[Extract to read — start]

"Top tier" is a designation related to research funding. If one doesn't want to be a biomedical researcher in a powerhouse academic position, then any other med school in the country will do, because they all teach the same material and provide you with the same privileges following graduation. This has actually been discussed quite a bit.
If a doc is all you want to be, any state or private MD or DO school will get you where you want to be.
This is not entirely true.
Your first two years (sometimes 1.5 years) of medical school are classroom based learning. It is very similar at most schools with slight modifications about how much PBL or other 'types' of learning the school integrates in the place of some lecture. The quality of the education is seen as relatively similar because the curriculum are relatively similar. They all teach at least a little bit toward Step 1, which you take after your second year. Other than helping you prepare for Step 1 and laying the framework for everything after, your first two years of medical school are largely irrelevant for residency and beyond.
Third and fourth year are clerkship based or in other words clinical. The quality of education varies significantly. Take a gander at the allopathic forum. People complain left and right about poor rotations, bad preceptors, lack of resources etc. While a 'top' school is not immune from those things, the education is different at different schools. And yes, it does matter. The starting quality of interns is a reflection of who they are, first and foremost, but also what they have done their last two years in medical school. It is astonishing the number that show up and an H&P is difficult or organizing several patients is difficult. These are skills that take time and practice to develop. If a school doesn't set reasonable expectations and have the infrastructure or culture to push students along, they don't develop. This makes for people that are just terrible coming out of medical school.

[Extract to read — finish]
[Dataset extract — start]

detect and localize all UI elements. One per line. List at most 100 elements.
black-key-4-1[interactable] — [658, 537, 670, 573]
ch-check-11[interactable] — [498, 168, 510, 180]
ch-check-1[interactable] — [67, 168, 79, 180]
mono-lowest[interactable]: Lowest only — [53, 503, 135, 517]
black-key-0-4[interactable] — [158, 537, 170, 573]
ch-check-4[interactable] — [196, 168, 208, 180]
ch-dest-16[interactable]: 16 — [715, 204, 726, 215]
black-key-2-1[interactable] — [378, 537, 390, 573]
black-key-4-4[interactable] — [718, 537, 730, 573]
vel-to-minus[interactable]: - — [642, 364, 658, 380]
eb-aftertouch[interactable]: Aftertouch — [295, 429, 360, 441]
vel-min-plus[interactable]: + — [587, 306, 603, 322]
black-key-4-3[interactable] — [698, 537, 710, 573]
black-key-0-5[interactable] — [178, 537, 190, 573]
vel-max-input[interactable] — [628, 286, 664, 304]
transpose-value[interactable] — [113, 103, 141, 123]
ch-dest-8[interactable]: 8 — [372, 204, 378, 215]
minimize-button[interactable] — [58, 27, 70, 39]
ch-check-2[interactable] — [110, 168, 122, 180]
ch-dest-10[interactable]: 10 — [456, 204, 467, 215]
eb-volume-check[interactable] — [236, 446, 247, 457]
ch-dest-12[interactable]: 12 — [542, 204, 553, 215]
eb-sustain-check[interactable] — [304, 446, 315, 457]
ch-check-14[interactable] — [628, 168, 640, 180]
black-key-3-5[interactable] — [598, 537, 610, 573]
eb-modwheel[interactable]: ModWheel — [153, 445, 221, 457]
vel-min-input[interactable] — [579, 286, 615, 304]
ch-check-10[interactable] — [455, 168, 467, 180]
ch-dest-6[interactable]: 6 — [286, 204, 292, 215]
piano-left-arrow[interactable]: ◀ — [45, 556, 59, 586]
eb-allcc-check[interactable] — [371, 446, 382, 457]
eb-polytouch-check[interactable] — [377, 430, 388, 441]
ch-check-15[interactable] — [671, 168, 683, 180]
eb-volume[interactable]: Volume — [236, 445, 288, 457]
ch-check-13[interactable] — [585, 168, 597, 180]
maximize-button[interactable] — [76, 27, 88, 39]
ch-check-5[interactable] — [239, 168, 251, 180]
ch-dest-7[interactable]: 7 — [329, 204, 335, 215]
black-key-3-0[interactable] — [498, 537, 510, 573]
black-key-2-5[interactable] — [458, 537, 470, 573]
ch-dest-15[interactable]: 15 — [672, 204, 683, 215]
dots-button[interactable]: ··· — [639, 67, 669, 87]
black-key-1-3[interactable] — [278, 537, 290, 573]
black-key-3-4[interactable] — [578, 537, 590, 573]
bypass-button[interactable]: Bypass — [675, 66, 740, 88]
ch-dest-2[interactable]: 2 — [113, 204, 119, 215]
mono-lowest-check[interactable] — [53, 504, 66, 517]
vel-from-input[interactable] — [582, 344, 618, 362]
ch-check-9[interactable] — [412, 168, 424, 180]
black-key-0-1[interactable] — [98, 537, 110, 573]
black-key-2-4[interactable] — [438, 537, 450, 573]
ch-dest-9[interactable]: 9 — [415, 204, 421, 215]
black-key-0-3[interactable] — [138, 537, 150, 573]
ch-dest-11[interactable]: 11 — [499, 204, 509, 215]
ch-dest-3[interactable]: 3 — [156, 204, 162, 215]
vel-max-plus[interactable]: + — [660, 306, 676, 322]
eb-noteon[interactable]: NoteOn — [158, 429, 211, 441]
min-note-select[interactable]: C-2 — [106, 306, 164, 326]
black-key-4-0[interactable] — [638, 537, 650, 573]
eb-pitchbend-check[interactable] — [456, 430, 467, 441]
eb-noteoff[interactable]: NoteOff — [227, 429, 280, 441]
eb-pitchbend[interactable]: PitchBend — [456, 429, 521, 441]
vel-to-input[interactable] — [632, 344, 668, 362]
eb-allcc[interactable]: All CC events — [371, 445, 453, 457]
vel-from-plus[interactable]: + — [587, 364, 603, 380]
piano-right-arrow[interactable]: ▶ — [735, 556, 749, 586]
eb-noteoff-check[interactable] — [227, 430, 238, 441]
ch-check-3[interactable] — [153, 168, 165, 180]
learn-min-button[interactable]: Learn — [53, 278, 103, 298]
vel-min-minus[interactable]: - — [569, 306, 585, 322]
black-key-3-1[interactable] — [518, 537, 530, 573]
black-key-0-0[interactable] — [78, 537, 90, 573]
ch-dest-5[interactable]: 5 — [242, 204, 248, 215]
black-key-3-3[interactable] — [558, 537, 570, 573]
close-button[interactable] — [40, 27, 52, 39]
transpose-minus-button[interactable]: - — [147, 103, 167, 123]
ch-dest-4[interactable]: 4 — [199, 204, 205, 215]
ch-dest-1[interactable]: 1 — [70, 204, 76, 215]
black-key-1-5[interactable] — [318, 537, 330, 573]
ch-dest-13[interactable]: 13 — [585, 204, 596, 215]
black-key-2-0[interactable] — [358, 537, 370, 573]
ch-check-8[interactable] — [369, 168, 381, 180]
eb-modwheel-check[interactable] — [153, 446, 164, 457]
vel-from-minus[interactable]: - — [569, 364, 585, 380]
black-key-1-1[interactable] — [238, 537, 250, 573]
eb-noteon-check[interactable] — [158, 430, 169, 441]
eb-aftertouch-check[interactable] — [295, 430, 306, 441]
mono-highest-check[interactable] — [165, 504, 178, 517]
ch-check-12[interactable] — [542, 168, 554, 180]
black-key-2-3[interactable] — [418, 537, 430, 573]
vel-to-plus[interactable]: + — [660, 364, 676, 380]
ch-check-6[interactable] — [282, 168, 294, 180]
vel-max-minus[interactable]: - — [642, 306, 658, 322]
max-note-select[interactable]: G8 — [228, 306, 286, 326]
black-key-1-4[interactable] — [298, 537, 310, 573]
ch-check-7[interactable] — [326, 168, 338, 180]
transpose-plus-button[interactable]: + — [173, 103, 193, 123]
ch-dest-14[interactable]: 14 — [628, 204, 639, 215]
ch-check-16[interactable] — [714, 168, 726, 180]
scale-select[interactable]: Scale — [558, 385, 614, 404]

[Dataset extract — finish]

:: Activity list ::
[a] Answer each question from the passage on medical school.
(i) What is "top tier" a designation related to?
(ii) When is Step 1 taken?
(iii) What kind of learning makes up third and fourth year?
[b] Pick up the passage on medical school after its last sentence and continue it.

:: Solved problems ::
[a]
(i) Research funding.
(ii) After the second year of medical school.
(iii) Clerkship-based, or clinical, learning.

[b]
Yes, you will be a doctor coming out of any MD or DO school, but do not kid yourself. I am one of the largest proponents on this forum about no matter where you go to school (MD) you can end up in just about any residency. But, it does matter to a certain extent, not just for the reasons above. A lot of residency matching in the more competitive fields or at more competitive institutions is about networking. We call the letter writers of every single applicant we are seriously interested in. Granted we are in a smaller specialty and can do something like that, but who people know matters and coming out of a powerhouse is going to do you favors down the road. Couple that with the fact that many schools are feeders for certain residencies (think HMS feeding MGH, B&W, BID), there are very good reasons to want to go to the 'best school' that you can.
All of this having been said, most pre-meds have no idea what "top school" means and the concept of a "dream school" is a little silly. The vast majority of those people are being driven by parents, ego, misinformation etc.